Work out how many lines in the listing below include the word "promised". Give nothing but the number.

-- Given records --

++++++++

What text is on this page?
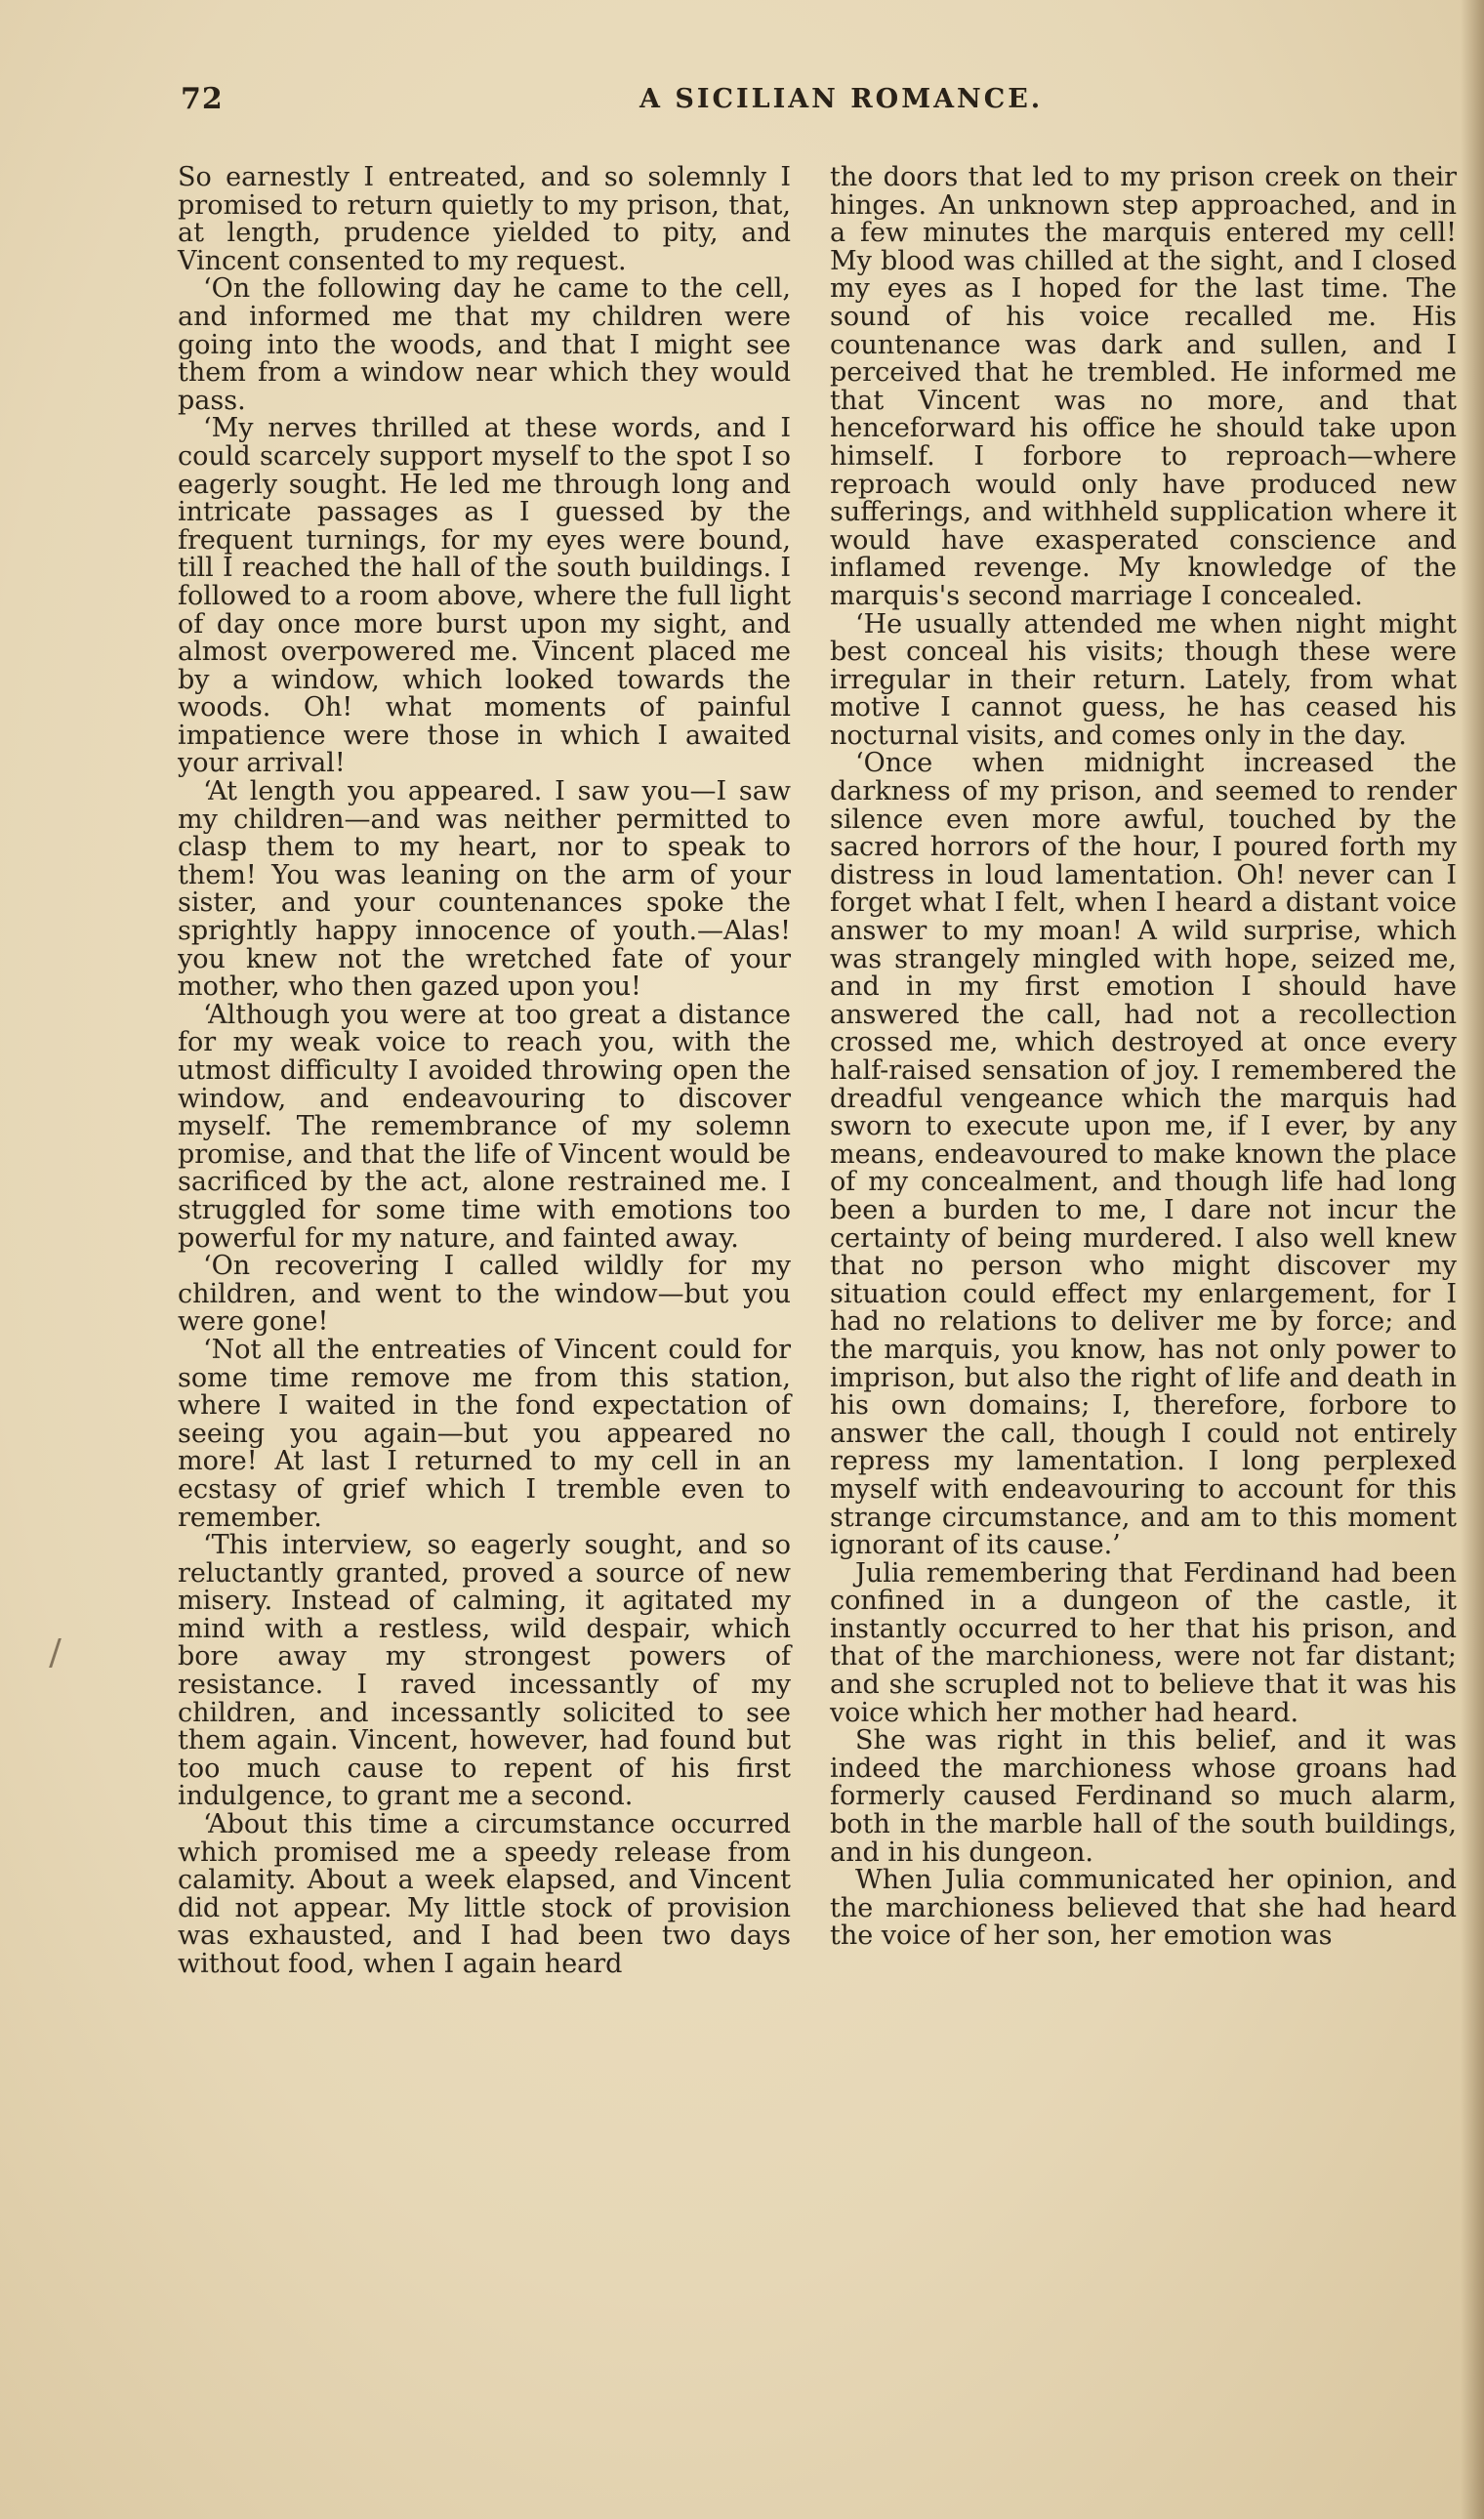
72	A SICILIAN ROMANCE.

So earnestly I entreated, and so solemnly I promised to return quietly to my prison, that, at length, prudence yielded to pity, and Vincent consented to my request.

‘On the following day he came to the cell, and informed me that my children were going into the woods, and that I might see them from a window near which they would pass.

‘My nerves thrilled at these words, and I could scarcely support myself to the spot I so eagerly sought. He led me through long and intricate passages as I guessed by the frequent turnings, for my eyes were bound, till I reached the hall of the south buildings. I followed to a room above, where the full light of day once more burst upon my sight, and almost overpowered me. Vincent placed me by a window, which looked towards the woods. Oh! what moments of painful impatience were those in which I awaited your arrival!

‘At length you appeared. I saw you—I saw my children—and was neither permitted to clasp them to my heart, nor to speak to them! You was leaning on the arm of your sister, and your countenances spoke the sprightly happy innocence of youth.—Alas! you knew not the wretched fate of your mother, who then gazed upon you!

‘Although you were at too great a distance for my weak voice to reach you, with the utmost difficulty I avoided throwing open the window, and endeavouring to discover myself. The remembrance of my solemn promise, and that the life of Vincent would be sacrificed by the act, alone restrained me. I struggled for some time with emotions too powerful for my nature, and fainted away.

‘On recovering I called wildly for my children, and went to the window—but you were gone!

‘Not all the entreaties of Vincent could for some time remove me from this station, where I waited in the fond expectation of seeing you again—but you appeared no more! At last I returned to my cell in an ecstasy of grief which I tremble even to remember.

‘This interview, so eagerly sought, and so reluctantly granted, proved a source of new misery. Instead of calming, it agitated my mind with a restless, wild despair, which bore away my strongest powers of resistance. I raved incessantly of my children, and incessantly solicited to see them again. Vincent, however, had found but too much cause to repent of his first indulgence, to grant me a second.

‘About this time a circumstance occurred which promised me a speedy release from calamity. About a week elapsed, and Vincent did not appear. My little stock of provision was exhausted, and I had been two days without food, when I again heard

the doors that led to my prison creek on their hinges. An unknown step approached, and in a few minutes the marquis entered my cell! My blood was chilled at the sight, and I closed my eyes as I hoped for the last time. The sound of his voice recalled me. His countenance was dark and sullen, and I perceived that he trembled. He informed me that Vincent was no more, and that henceforward his office he should take upon himself. I forbore to reproach—where reproach would only have produced new sufferings, and withheld supplication where it would have exasperated conscience and inflamed revenge. My knowledge of the marquis's second marriage I concealed.

‘He usually attended me when night might best conceal his visits; though these were irregular in their return. Lately, from what motive I cannot guess, he has ceased his nocturnal visits, and comes only in the day.

‘Once when midnight increased the darkness of my prison, and seemed to render silence even more awful, touched by the sacred horrors of the hour, I poured forth my distress in loud lamentation. Oh! never can I forget what I felt, when I heard a distant voice answer to my moan! A wild surprise, which was strangely mingled with hope, seized me, and in my first emotion I should have answered the call, had not a recollection crossed me, which destroyed at once every half-raised sensation of joy. I remembered the dreadful vengeance which the marquis had sworn to execute upon me, if I ever, by any means, endeavoured to make known the place of my concealment, and though life had long been a burden to me, I dare not incur the certainty of being murdered. I also well knew that no person who might discover my situation could effect my enlargement, for I had no relations to deliver me by force; and the marquis, you know, has not only power to imprison, but also the right of life and death in his own domains; I, therefore, forbore to answer the call, though I could not entirely repress my lamentation. I long perplexed myself with endeavouring to account for this strange circumstance, and am to this moment ignorant of its cause.’

Julia remembering that Ferdinand had been confined in a dungeon of the castle, it instantly occurred to her that his prison, and that of the marchioness, were not far distant; and she scrupled not to believe that it was his voice which her mother had heard.

She was right in this belief, and it was indeed the marchioness whose groans had formerly caused Ferdinand so much alarm, both in the marble hall of the south buildings, and in his dungeon.

When Julia communicated her opinion, and the marchioness believed that she had heard the voice of her son, her emotion was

++++++++

-- Solution to this exercise --
2